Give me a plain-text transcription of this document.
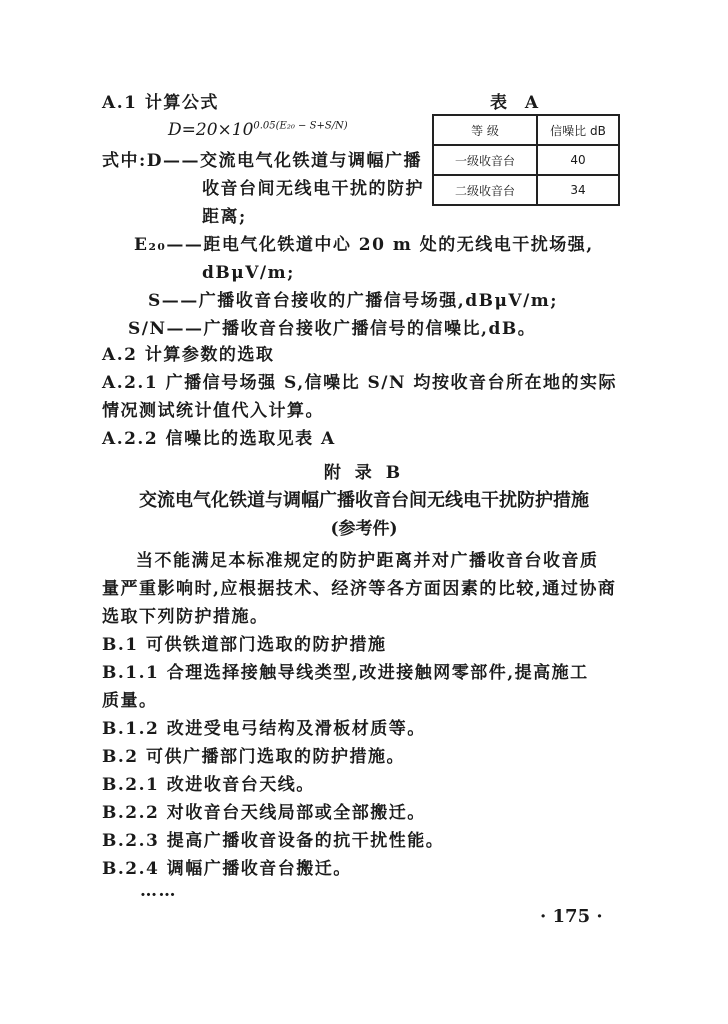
A.1 计算公式
$D=20\times 10^{0.05(E_{20} - S+S/N)}$
式中:D——交流电气化铁道与调幅广播
收音台间无线电干扰的防护
距离;
E₂₀——距电气化铁道中心 20 m 处的无线电干扰场强,
dBμV/m;
S——广播收音台接收的广播信号场强,dBμV/m;
S/N——广播收音台接收广播信号的信噪比,dB。
表 A
等 级	信噪比 dB
一级收音台	40
二级收音台	34
A.2 计算参数的选取
A.2.1 广播信号场强 S,信噪比 S/N 均按收音台所在地的实际
情况测试统计值代入计算。
A.2.2 信噪比的选取见表 A
附 录 B
交流电气化铁道与调幅广播收音台间无线电干扰防护措施
(参考件)
当不能满足本标准规定的防护距离并对广播收音台收音质
量严重影响时,应根据技术、经济等各方面因素的比较,通过协商
选取下列防护措施。
B.1 可供铁道部门选取的防护措施
B.1.1 合理选择接触导线类型,改进接触网零部件,提高施工
质量。
B.1.2 改进受电弓结构及滑板材质等。
B.2 可供广播部门选取的防护措施。
B.2.1 改进收音台天线。
B.2.2 对收音台天线局部或全部搬迁。
B.2.3 提高广播收音设备的抗干扰性能。
B.2.4 调幅广播收音台搬迁。
……
· 175 ·
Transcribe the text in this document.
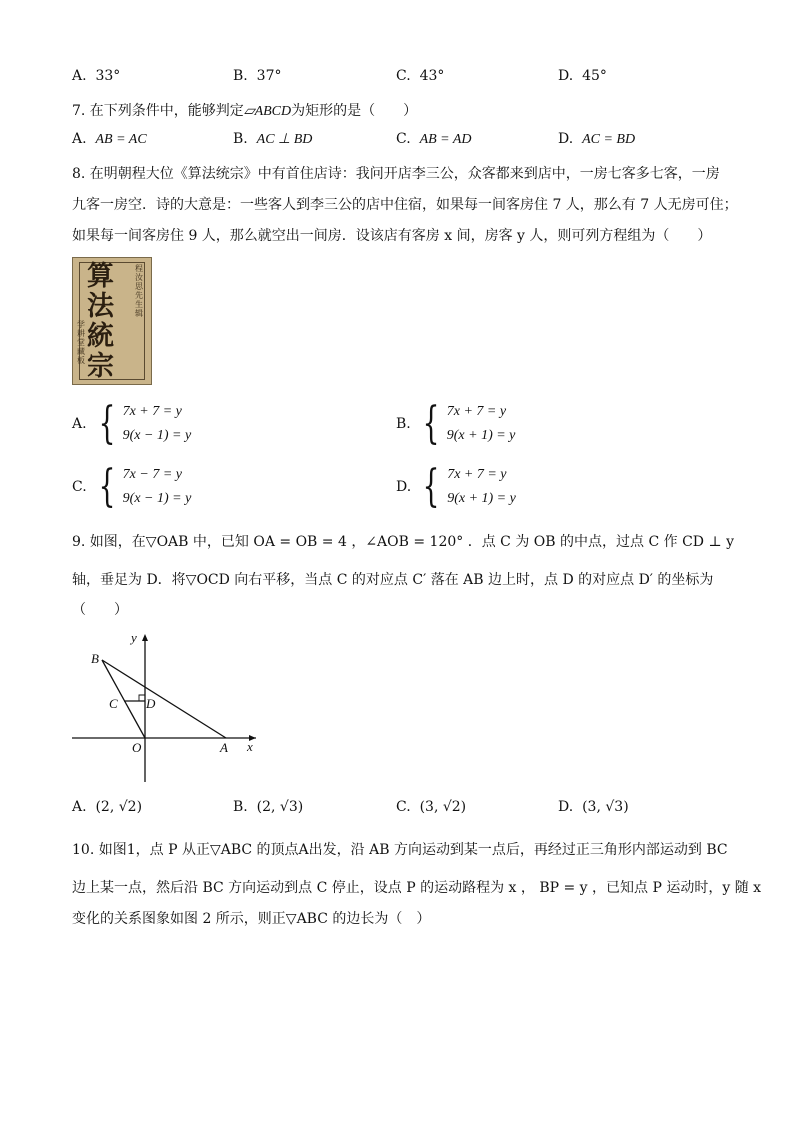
A. 33°	B. 37°	C. 43°	D. 45°
7. 在下列条件中，能够判定▱ABCD为矩形的是（　　）
A. AB = AC	B. AC ⊥ BD	C. AB = AD	D. AC = BD
8. 在明朝程大位《算法统宗》中有首住店诗：我问开店李三公，众客都来到店中，一房七客多七客，一房
九客一房空．诗的大意是：一些客人到李三公的店中住宿，如果每一间客房住 7 人，那么有 7 人无房可住；
如果每一间客房住 9 人，那么就空出一间房．设该店有客房 x 间，房客 y 人，则可列方程组为（　　）
算法統宗
程汝思先生辑
学耕堂藏板
A. { 7x + 7 = y
9(x − 1) = y
B. { 7x + 7 = y
9(x + 1) = y
C. { 7x − 7 = y
9(x − 1) = y
D. { 7x + 7 = y
9(x + 1) = y
9. 如图，在▽OAB 中，已知 OA = OB = 4 ，∠AOB = 120° ．点 C 为 OB 的中点，过点 C 作 CD ⊥ y
轴，垂足为 D．将▽OCD 向右平移，当点 C 的对应点 C′ 落在 AB 边上时，点 D 的对应点 D′ 的坐标为
（　　）
y
x
B
C D
O	A
A. (2, √2)	B. (2, √3)	C. (3, √2)	D. (3, √3)
10. 如图1，点 P 从正▽ABC 的顶点A出发，沿 AB 方向运动到某一点后，再经过正三角形内部运动到 BC
边上某一点，然后沿 BC 方向运动到点 C 停止，设点 P 的运动路程为 x ， BP = y ，已知点 P 运动时，y 随 x
变化的关系图象如图 2 所示，则正▽ABC 的边长为（　）
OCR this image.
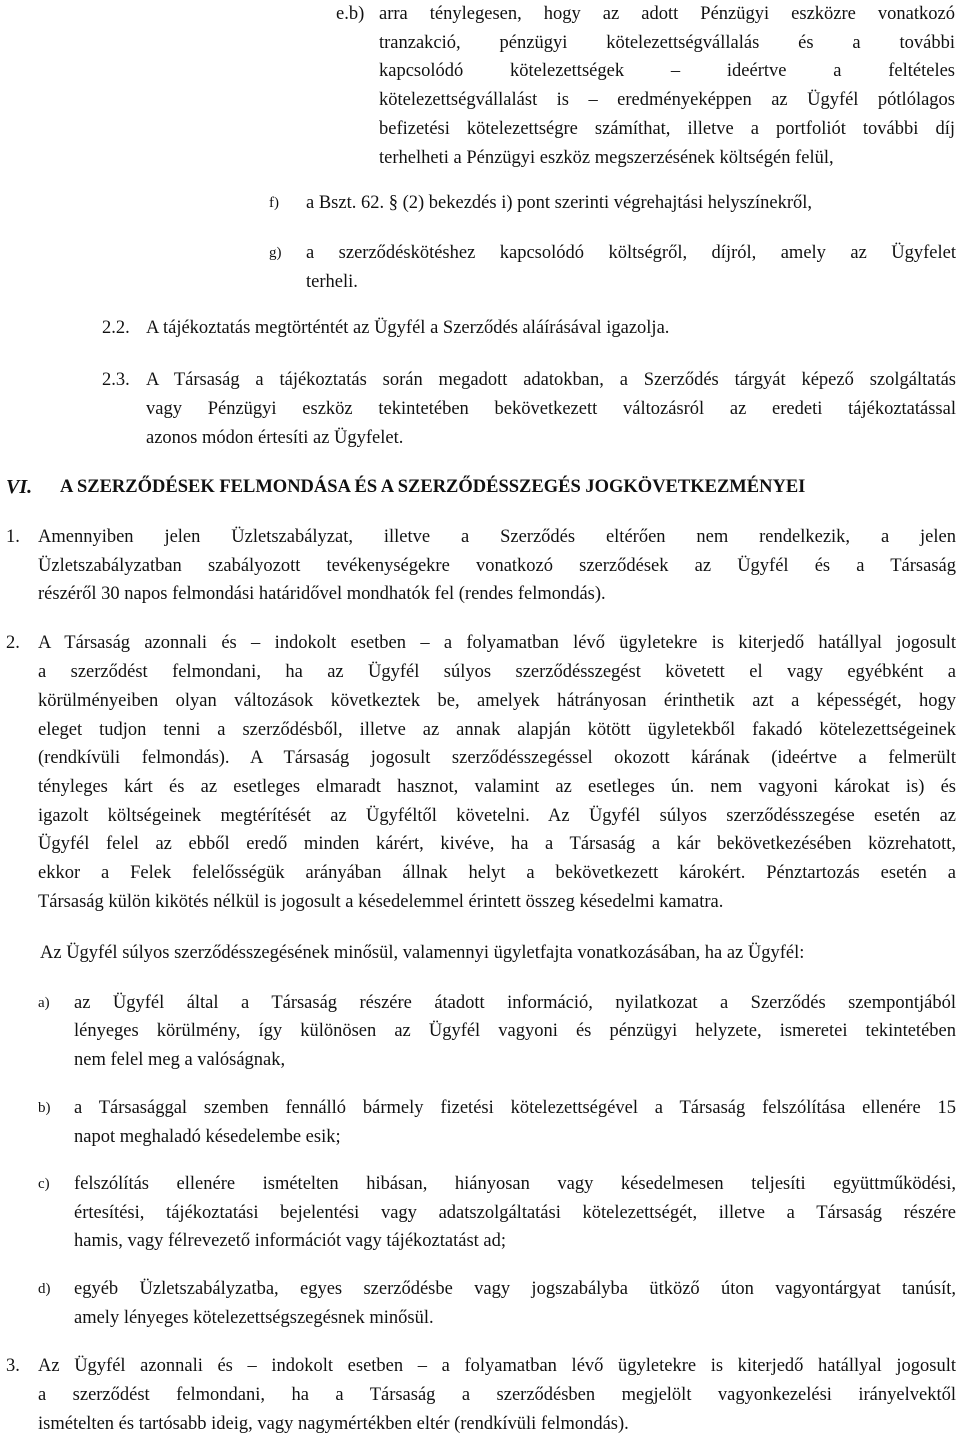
e.b) arra ténylegesen, hogy az adott Pénzügyi eszközre vonatkozó
tranzakció, pénzügyi kötelezettségvállalás és a további
kapcsolódó kötelezettségek – ideértve a feltételes
kötelezettségvállalást is – eredményeképpen az Ügyfél pótlólagos
befizetési kötelezettségre számíthat, illetve a portfoliót további díj
terhelheti a Pénzügyi eszköz megszerzésének költségén felül,
f) a Bszt. 62. § (2) bekezdés i) pont szerinti végrehajtási helyszínekről,
g) a szerződéskötéshez kapcsolódó költségről, díjról, amely az Ügyfelet
terheli.
2.2. A tájékoztatás megtörténtét az Ügyfél a Szerződés aláírásával igazolja.
2.3. A Társaság a tájékoztatás során megadott adatokban, a Szerződés tárgyát képező szolgáltatás
vagy Pénzügyi eszköz tekintetében bekövetkezett változásról az eredeti tájékoztatással
azonos módon értesíti az Ügyfelet.
VI. A SZERZŐDÉSEK FELMONDÁSA ÉS A SZERZŐDÉSSZEGÉS JOGKÖVETKEZMÉNYEI
1. Amennyiben jelen Üzletszabályzat, illetve a Szerződés eltérően nem rendelkezik, a jelen
Üzletszabályzatban szabályozott tevékenységekre vonatkozó szerződések az Ügyfél és a Társaság
részéről 30 napos felmondási határidővel mondhatók fel (rendes felmondás).
2. A Társaság azonnali és – indokolt esetben – a folyamatban lévő ügyletekre is kiterjedő hatállyal jogosult
a szerződést felmondani, ha az Ügyfél súlyos szerződésszegést követett el vagy egyébként a
körülményeiben olyan változások következtek be, amelyek hátrányosan érinthetik azt a képességét, hogy
eleget tudjon tenni a szerződésből, illetve az annak alapján kötött ügyletekből fakadó kötelezettségeinek
(rendkívüli felmondás). A Társaság jogosult szerződésszegéssel okozott kárának (ideértve a felmerült
tényleges kárt és az esetleges elmaradt hasznot, valamint az esetleges ún. nem vagyoni károkat is) és
igazolt költségeinek megtérítését az Ügyféltől követelni. Az Ügyfél súlyos szerződésszegése esetén az
Ügyfél felel az ebből eredő minden kárért, kivéve, ha a Társaság a kár bekövetkezésében közrehatott,
ekkor a Felek felelősségük arányában állnak helyt a bekövetkezett károkért. Pénztartozás esetén a
Társaság külön kikötés nélkül is jogosult a késedelemmel érintett összeg késedelmi kamatra.
Az Ügyfél súlyos szerződésszegésének minősül, valamennyi ügyletfajta vonatkozásában, ha az Ügyfél:
a) az Ügyfél által a Társaság részére átadott információ, nyilatkozat a Szerződés szempontjából
lényeges körülmény, így különösen az Ügyfél vagyoni és pénzügyi helyzete, ismeretei tekintetében
nem felel meg a valóságnak,
b) a Társasággal szemben fennálló bármely fizetési kötelezettségével a Társaság felszólítása ellenére 15
napot meghaladó késedelembe esik;
c) felszólítás ellenére ismételten hibásan, hiányosan vagy késedelmesen teljesíti együttműködési,
értesítési, tájékoztatási bejelentési vagy adatszolgáltatási kötelezettségét, illetve a Társaság részére
hamis, vagy félrevezető információt vagy tájékoztatást ad;
d) egyéb Üzletszabályzatba, egyes szerződésbe vagy jogszabályba ütköző úton vagyontárgyat tanúsít,
amely lényeges kötelezettségszegésnek minősül.
3. Az Ügyfél azonnali és – indokolt esetben – a folyamatban lévő ügyletekre is kiterjedő hatállyal jogosult
a szerződést felmondani, ha a Társaság a szerződésben megjelölt vagyonkezelési irányelvektől
ismételten és tartósabb ideig, vagy nagymértékben eltér (rendkívüli felmondás).
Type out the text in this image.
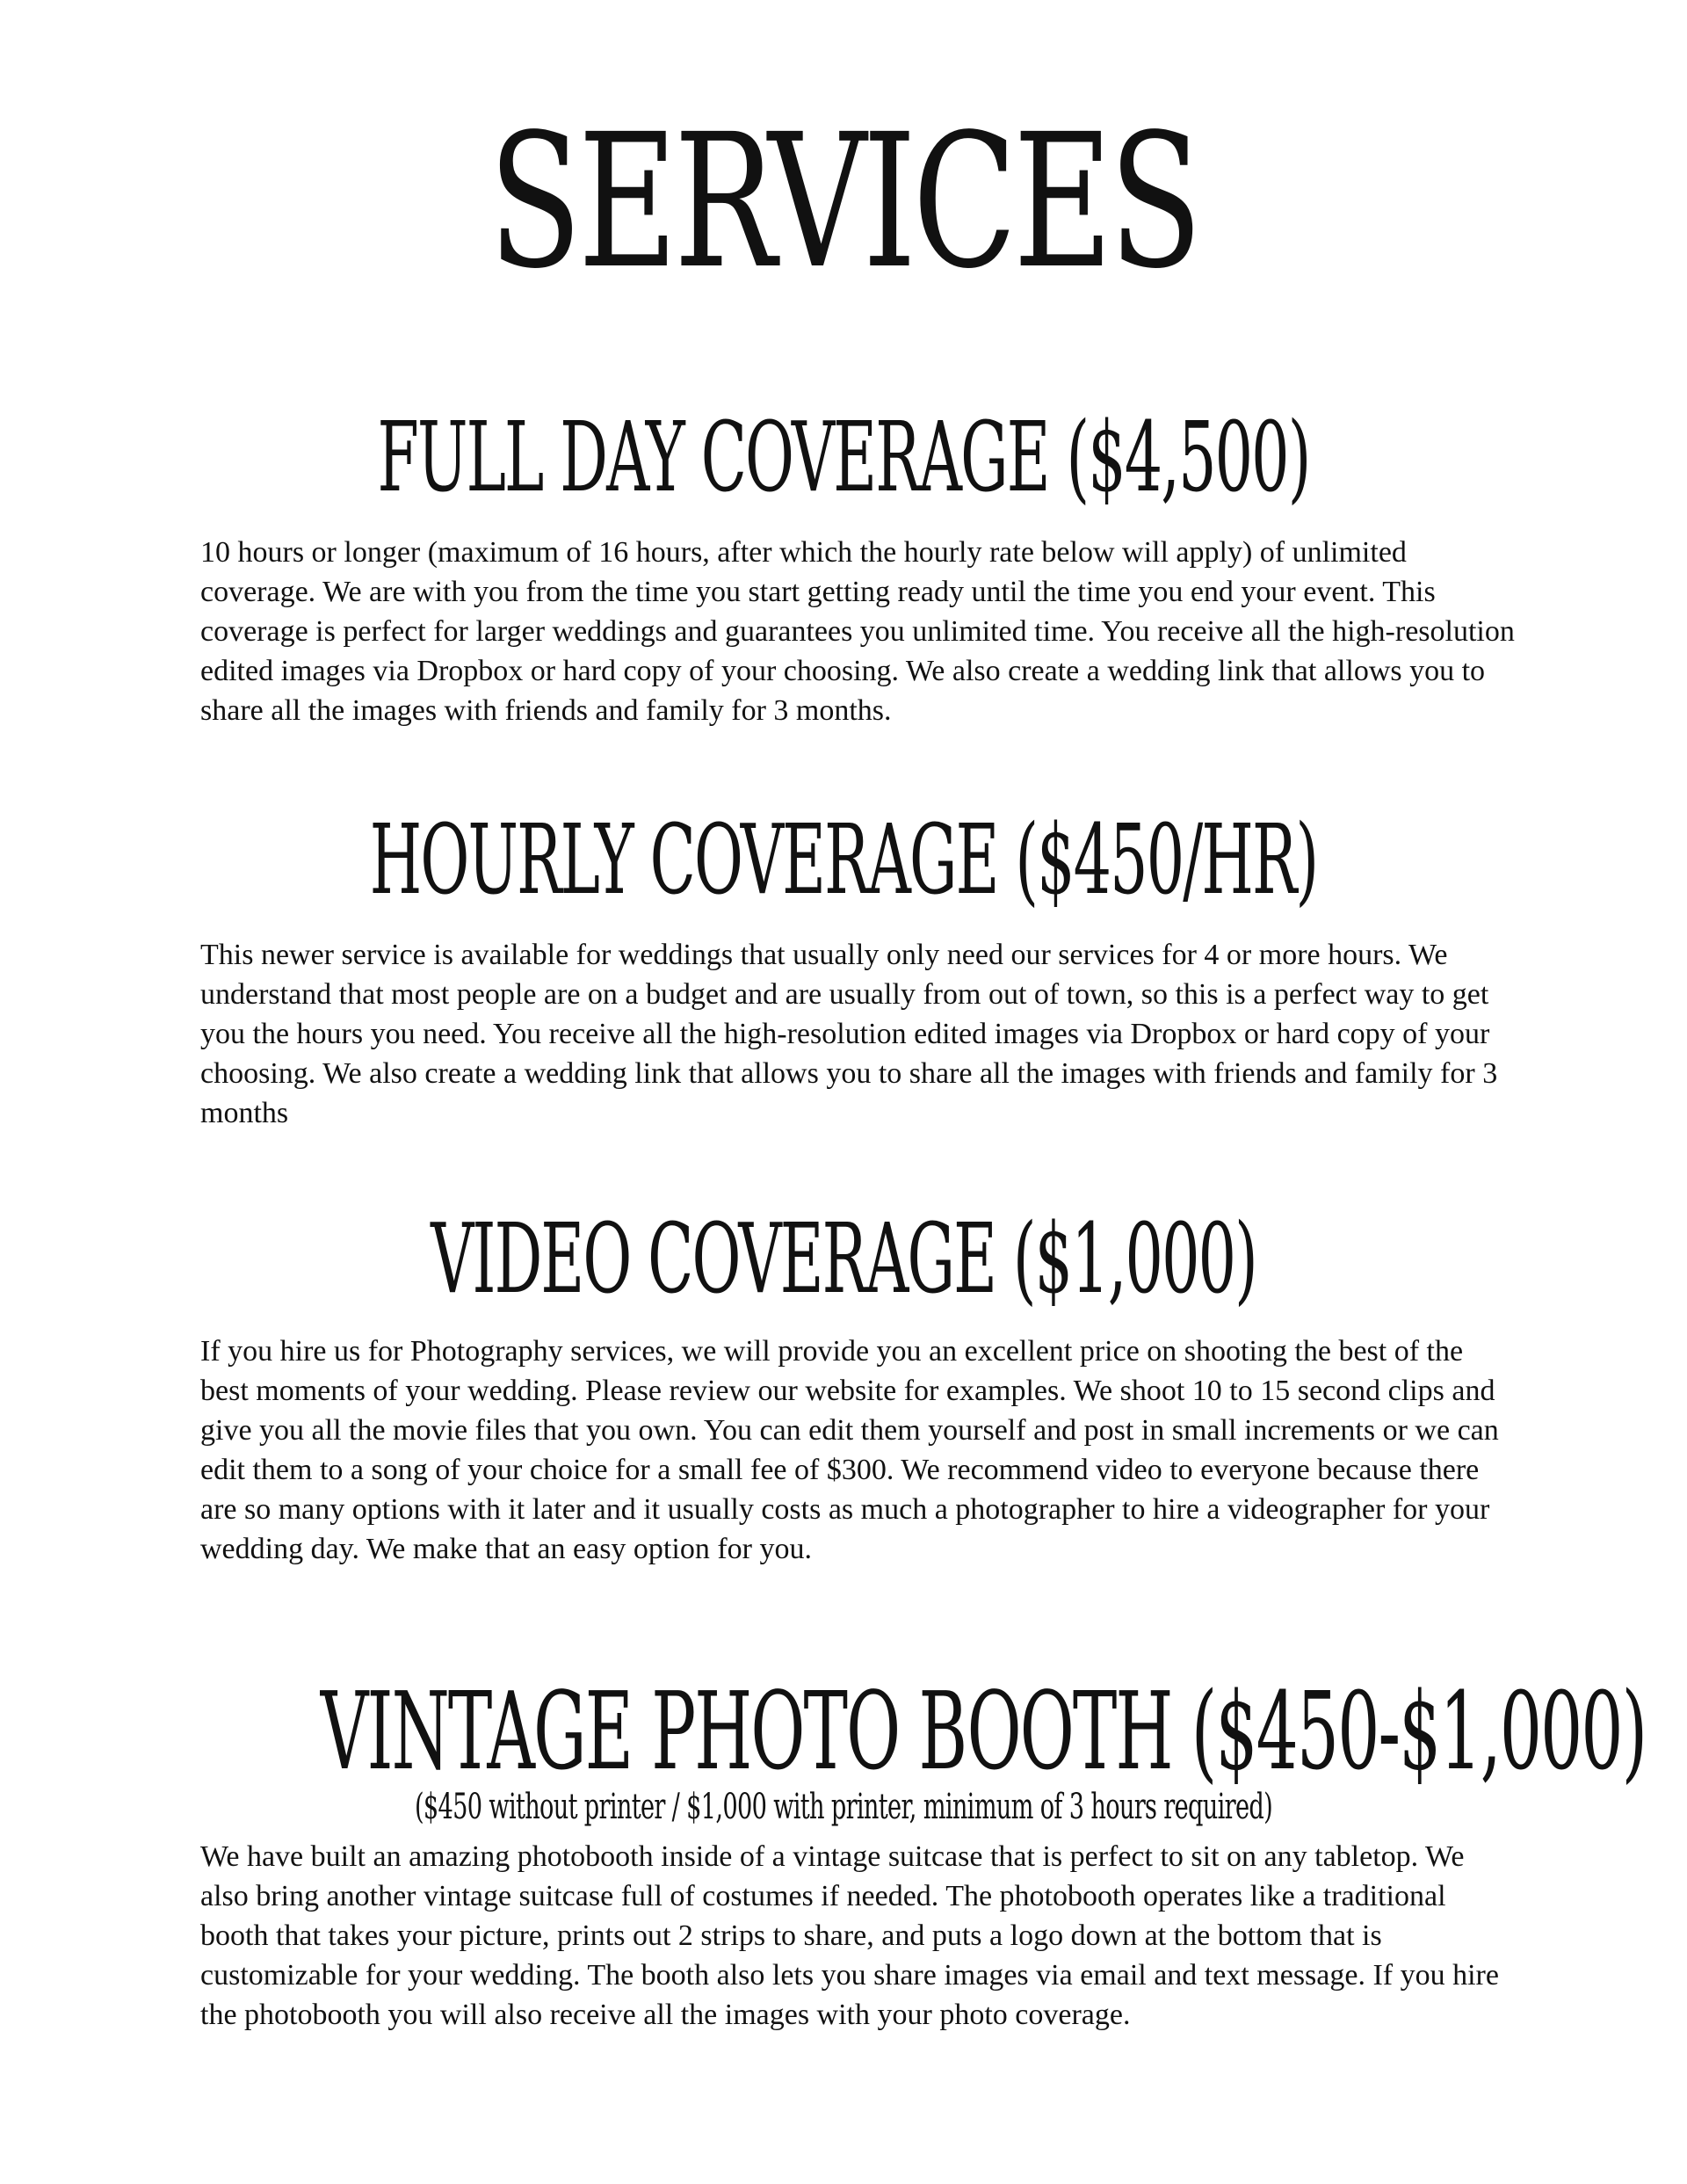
SERVICES
FULL DAY COVERAGE ($4,500)

10 hours or longer (maximum of 16 hours, after which the hourly rate below will apply) of unlimited coverage. We are with you from the time you start getting ready until the time you end your event. This coverage is perfect for larger weddings and guarantees you unlimited time. You receive all the high-resolution edited images via Dropbox or hard copy of your choosing. We also create a wedding link that allows you to share all the images with friends and family for 3 months.

HOURLY COVERAGE ($450/HR)

This newer service is available for weddings that usually only need our services for 4 or more hours. We understand that most people are on a budget and are usually from out of town, so this is a perfect way to get you the hours you need. You receive all the high-resolution edited images via Dropbox or hard copy of your choosing. We also create a wedding link that allows you to share all the images with friends and family for 3 months

VIDEO COVERAGE ($1,000)

If you hire us for Photography services, we will provide you an excellent price on shooting the best of the best moments of your wedding. Please review our website for examples. We shoot 10 to 15 second clips and give you all the movie files that you own. You can edit them yourself and post in small increments or we can edit them to a song of your choice for a small fee of $300. We recommend video to everyone because there are so many options with it later and it usually costs as much a photographer to hire a videographer for your wedding day. We make that an easy option for you.

VINTAGE PHOTO BOOTH ($450-$1,000)
($450 without printer / $1,000 with printer, minimum of 3 hours required)

We have built an amazing photobooth inside of a vintage suitcase that is perfect to sit on any tabletop. We also bring another vintage suitcase full of costumes if needed. The photobooth operates like a traditional booth that takes your picture, prints out 2 strips to share, and puts a logo down at the bottom that is customizable for your wedding. The booth also lets you share images via email and text message. If you hire the photobooth you will also receive all the images with your photo coverage.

===============

EXERCISE GOAL ▸
Look for the word "szerződést" in every line of the listing and copy the lines that have it.

REPLY TO THE EXERCISE ▸
a szerződést felmondani, ha az Ügyfél súlyos szerződésszegést követett el vagy egyébként a
a szerződést felmondani, ha a Társaság a szerződésben megjelölt vagyonkezelési irányelvektől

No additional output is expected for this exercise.